REQUIREMENTS – Please output the records below in full, exactly as given, but without the images.

INFORMATION SHOWN –
---------------
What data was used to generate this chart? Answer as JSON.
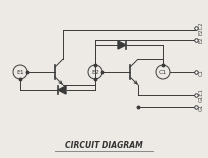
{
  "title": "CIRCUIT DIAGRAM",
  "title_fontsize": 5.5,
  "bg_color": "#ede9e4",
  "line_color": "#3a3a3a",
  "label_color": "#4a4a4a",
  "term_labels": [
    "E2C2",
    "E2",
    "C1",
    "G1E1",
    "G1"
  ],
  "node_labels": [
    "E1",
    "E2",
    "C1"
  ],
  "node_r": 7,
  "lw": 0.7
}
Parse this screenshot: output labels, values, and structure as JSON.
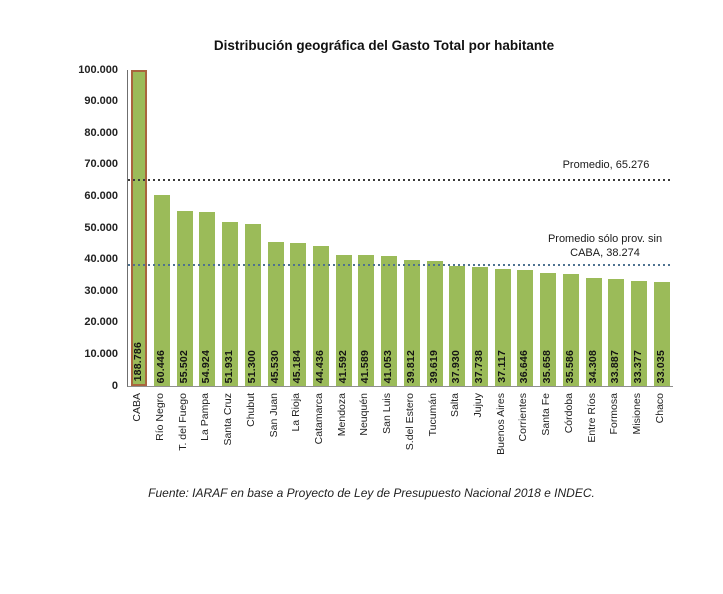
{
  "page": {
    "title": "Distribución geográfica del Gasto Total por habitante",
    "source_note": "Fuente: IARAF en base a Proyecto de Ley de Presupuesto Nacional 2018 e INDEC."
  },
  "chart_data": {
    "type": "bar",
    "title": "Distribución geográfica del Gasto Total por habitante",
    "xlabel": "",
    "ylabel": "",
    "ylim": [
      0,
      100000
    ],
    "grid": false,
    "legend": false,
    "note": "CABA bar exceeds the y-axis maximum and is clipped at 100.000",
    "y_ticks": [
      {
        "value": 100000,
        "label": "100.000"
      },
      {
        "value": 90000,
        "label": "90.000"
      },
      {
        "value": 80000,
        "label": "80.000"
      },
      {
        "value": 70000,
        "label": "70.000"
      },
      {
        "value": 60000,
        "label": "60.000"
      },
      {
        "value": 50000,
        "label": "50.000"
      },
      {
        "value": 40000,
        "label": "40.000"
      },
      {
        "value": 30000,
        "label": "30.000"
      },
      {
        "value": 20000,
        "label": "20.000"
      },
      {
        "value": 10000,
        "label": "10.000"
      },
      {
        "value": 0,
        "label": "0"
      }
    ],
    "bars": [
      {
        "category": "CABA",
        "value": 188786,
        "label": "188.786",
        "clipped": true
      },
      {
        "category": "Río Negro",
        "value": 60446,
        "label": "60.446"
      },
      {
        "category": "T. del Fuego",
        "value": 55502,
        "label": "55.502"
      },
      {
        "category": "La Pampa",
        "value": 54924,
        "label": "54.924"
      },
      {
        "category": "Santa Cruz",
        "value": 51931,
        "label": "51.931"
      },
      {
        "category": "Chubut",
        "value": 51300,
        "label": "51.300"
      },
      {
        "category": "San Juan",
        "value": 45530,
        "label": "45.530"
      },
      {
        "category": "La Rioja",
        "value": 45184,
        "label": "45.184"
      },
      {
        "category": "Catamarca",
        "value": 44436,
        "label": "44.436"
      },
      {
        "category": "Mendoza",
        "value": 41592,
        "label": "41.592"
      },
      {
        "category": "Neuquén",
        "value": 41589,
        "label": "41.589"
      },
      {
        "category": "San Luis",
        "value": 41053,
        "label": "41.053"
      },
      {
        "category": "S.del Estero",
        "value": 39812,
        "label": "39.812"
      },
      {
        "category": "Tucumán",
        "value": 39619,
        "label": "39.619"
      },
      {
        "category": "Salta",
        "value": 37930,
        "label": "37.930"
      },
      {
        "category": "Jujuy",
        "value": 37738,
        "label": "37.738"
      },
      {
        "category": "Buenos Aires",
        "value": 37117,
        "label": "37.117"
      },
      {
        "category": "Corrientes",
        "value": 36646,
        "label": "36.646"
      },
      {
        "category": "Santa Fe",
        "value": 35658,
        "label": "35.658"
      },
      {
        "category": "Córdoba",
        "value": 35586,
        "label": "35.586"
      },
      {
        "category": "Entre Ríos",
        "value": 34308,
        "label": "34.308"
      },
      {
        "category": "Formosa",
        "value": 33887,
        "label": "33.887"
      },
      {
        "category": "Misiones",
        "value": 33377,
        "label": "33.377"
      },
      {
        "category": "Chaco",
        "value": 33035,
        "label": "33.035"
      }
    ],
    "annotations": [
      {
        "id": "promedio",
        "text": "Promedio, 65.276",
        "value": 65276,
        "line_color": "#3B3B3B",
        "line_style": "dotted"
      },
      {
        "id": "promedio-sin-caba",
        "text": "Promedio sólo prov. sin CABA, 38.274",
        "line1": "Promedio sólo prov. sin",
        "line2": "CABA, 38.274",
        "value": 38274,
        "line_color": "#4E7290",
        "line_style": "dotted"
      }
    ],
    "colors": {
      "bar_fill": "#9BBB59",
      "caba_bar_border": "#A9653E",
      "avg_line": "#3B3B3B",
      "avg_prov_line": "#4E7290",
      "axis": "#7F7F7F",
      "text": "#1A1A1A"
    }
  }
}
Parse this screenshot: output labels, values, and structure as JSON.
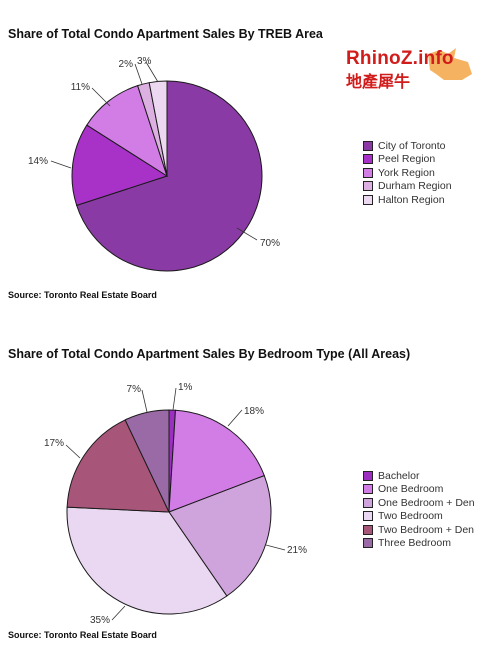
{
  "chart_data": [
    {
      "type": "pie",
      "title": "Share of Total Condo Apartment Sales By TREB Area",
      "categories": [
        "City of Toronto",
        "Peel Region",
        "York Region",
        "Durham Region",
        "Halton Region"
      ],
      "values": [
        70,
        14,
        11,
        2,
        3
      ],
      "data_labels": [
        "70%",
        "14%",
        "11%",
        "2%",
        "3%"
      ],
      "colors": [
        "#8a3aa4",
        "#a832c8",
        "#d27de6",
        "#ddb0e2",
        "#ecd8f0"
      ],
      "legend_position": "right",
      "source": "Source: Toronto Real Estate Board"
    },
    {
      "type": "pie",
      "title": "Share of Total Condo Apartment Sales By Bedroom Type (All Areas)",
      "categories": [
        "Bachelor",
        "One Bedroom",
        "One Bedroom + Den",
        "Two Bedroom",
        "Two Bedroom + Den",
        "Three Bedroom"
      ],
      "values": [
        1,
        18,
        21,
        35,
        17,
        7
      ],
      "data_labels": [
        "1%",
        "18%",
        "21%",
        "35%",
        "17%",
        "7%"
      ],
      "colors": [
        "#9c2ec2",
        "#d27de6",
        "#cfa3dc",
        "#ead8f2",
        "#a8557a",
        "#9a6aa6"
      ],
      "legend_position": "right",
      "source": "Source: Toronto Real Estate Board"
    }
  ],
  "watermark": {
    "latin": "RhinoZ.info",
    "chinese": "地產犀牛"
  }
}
---------------
ANSWER TO THIS PROBLEM –
What data was used to generate this chart? Answer as JSON.
{
  "title": "CIRCUIT DIAGRAM",
  "title_fontsize": 5.5,
  "bg_color": "#ede9e4",
  "line_color": "#3a3a3a",
  "label_color": "#4a4a4a",
  "term_labels": [
    "E2C2",
    "E2",
    "C1",
    "G1E1",
    "G1"
  ],
  "node_labels": [
    "E1",
    "E2",
    "C1"
  ],
  "node_r": 7,
  "lw": 0.7
}
Parse this screenshot: output labels, values, and structure as JSON.
{
  "page": {
    "title": "Distribución geográfica del Gasto Total por habitante",
    "source_note": "Fuente: IARAF en base a Proyecto de Ley de Presupuesto Nacional 2018 e INDEC."
  },
  "chart_data": {
    "type": "bar",
    "title": "Distribución geográfica del Gasto Total por habitante",
    "xlabel": "",
    "ylabel": "",
    "ylim": [
      0,
      100000
    ],
    "grid": false,
    "legend": false,
    "note": "CABA bar exceeds the y-axis maximum and is clipped at 100.000",
    "y_ticks": [
      {
        "value": 100000,
        "label": "100.000"
      },
      {
        "value": 90000,
        "label": "90.000"
      },
      {
        "value": 80000,
        "label": "80.000"
      },
      {
        "value": 70000,
        "label": "70.000"
      },
      {
        "value": 60000,
        "label": "60.000"
      },
      {
        "value": 50000,
        "label": "50.000"
      },
      {
        "value": 40000,
        "label": "40.000"
      },
      {
        "value": 30000,
        "label": "30.000"
      },
      {
        "value": 20000,
        "label": "20.000"
      },
      {
        "value": 10000,
        "label": "10.000"
      },
      {
        "value": 0,
        "label": "0"
      }
    ],
    "bars": [
      {
        "category": "CABA",
        "value": 188786,
        "label": "188.786",
        "clipped": true
      },
      {
        "category": "Río Negro",
        "value": 60446,
        "label": "60.446"
      },
      {
        "category": "T. del Fuego",
        "value": 55502,
        "label": "55.502"
      },
      {
        "category": "La Pampa",
        "value": 54924,
        "label": "54.924"
      },
      {
        "category": "Santa Cruz",
        "value": 51931,
        "label": "51.931"
      },
      {
        "category": "Chubut",
        "value": 51300,
        "label": "51.300"
      },
      {
        "category": "San Juan",
        "value": 45530,
        "label": "45.530"
      },
      {
        "category": "La Rioja",
        "value": 45184,
        "label": "45.184"
      },
      {
        "category": "Catamarca",
        "value": 44436,
        "label": "44.436"
      },
      {
        "category": "Mendoza",
        "value": 41592,
        "label": "41.592"
      },
      {
        "category": "Neuquén",
        "value": 41589,
        "label": "41.589"
      },
      {
        "category": "San Luis",
        "value": 41053,
        "label": "41.053"
      },
      {
        "category": "S.del Estero",
        "value": 39812,
        "label": "39.812"
      },
      {
        "category": "Tucumán",
        "value": 39619,
        "label": "39.619"
      },
      {
        "category": "Salta",
        "value": 37930,
        "label": "37.930"
      },
      {
        "category": "Jujuy",
        "value": 37738,
        "label": "37.738"
      },
      {
        "category": "Buenos Aires",
        "value": 37117,
        "label": "37.117"
      },
      {
        "category": "Corrientes",
        "value": 36646,
        "label": "36.646"
      },
      {
        "category": "Santa Fe",
        "value": 35658,
        "label": "35.658"
      },
      {
        "category": "Córdoba",
        "value": 35586,
        "label": "35.586"
      },
      {
        "category": "Entre Ríos",
        "value": 34308,
        "label": "34.308"
      },
      {
        "category": "Formosa",
        "value": 33887,
        "label": "33.887"
      },
      {
        "category": "Misiones",
        "value": 33377,
        "label": "33.377"
      },
      {
        "category": "Chaco",
        "value": 33035,
        "label": "33.035"
      }
    ],
    "annotations": [
      {
        "id": "promedio",
        "text": "Promedio, 65.276",
        "value": 65276,
        "line_color": "#3B3B3B",
        "line_style": "dotted"
      },
      {
        "id": "promedio-sin-caba",
        "text": "Promedio sólo prov. sin CABA, 38.274",
        "line1": "Promedio sólo prov. sin",
        "line2": "CABA, 38.274",
        "value": 38274,
        "line_color": "#4E7290",
        "line_style": "dotted"
      }
    ],
    "colors": {
      "bar_fill": "#9BBB59",
      "caba_bar_border": "#A9653E",
      "avg_line": "#3B3B3B",
      "avg_prov_line": "#4E7290",
      "axis": "#7F7F7F",
      "text": "#1A1A1A"
    }
  }
}
Parse this screenshot: output labels, values, and structure as JSON.
{
  "chart_data": [
    {
      "type": "pie",
      "title": "Share of Total Condo Apartment Sales By TREB Area",
      "categories": [
        "City of Toronto",
        "Peel Region",
        "York Region",
        "Durham Region",
        "Halton Region"
      ],
      "values": [
        70,
        14,
        11,
        2,
        3
      ],
      "data_labels": [
        "70%",
        "14%",
        "11%",
        "2%",
        "3%"
      ],
      "colors": [
        "#8a3aa4",
        "#a832c8",
        "#d27de6",
        "#ddb0e2",
        "#ecd8f0"
      ],
      "legend_position": "right",
      "source": "Source: Toronto Real Estate Board"
    },
    {
      "type": "pie",
      "title": "Share of Total Condo Apartment Sales By Bedroom Type (All Areas)",
      "categories": [
        "Bachelor",
        "One Bedroom",
        "One Bedroom + Den",
        "Two Bedroom",
        "Two Bedroom + Den",
        "Three Bedroom"
      ],
      "values": [
        1,
        18,
        21,
        35,
        17,
        7
      ],
      "data_labels": [
        "1%",
        "18%",
        "21%",
        "35%",
        "17%",
        "7%"
      ],
      "colors": [
        "#9c2ec2",
        "#d27de6",
        "#cfa3dc",
        "#ead8f2",
        "#a8557a",
        "#9a6aa6"
      ],
      "legend_position": "right",
      "source": "Source: Toronto Real Estate Board"
    }
  ],
  "watermark": {
    "latin": "RhinoZ.info",
    "chinese": "地產犀牛"
  }
}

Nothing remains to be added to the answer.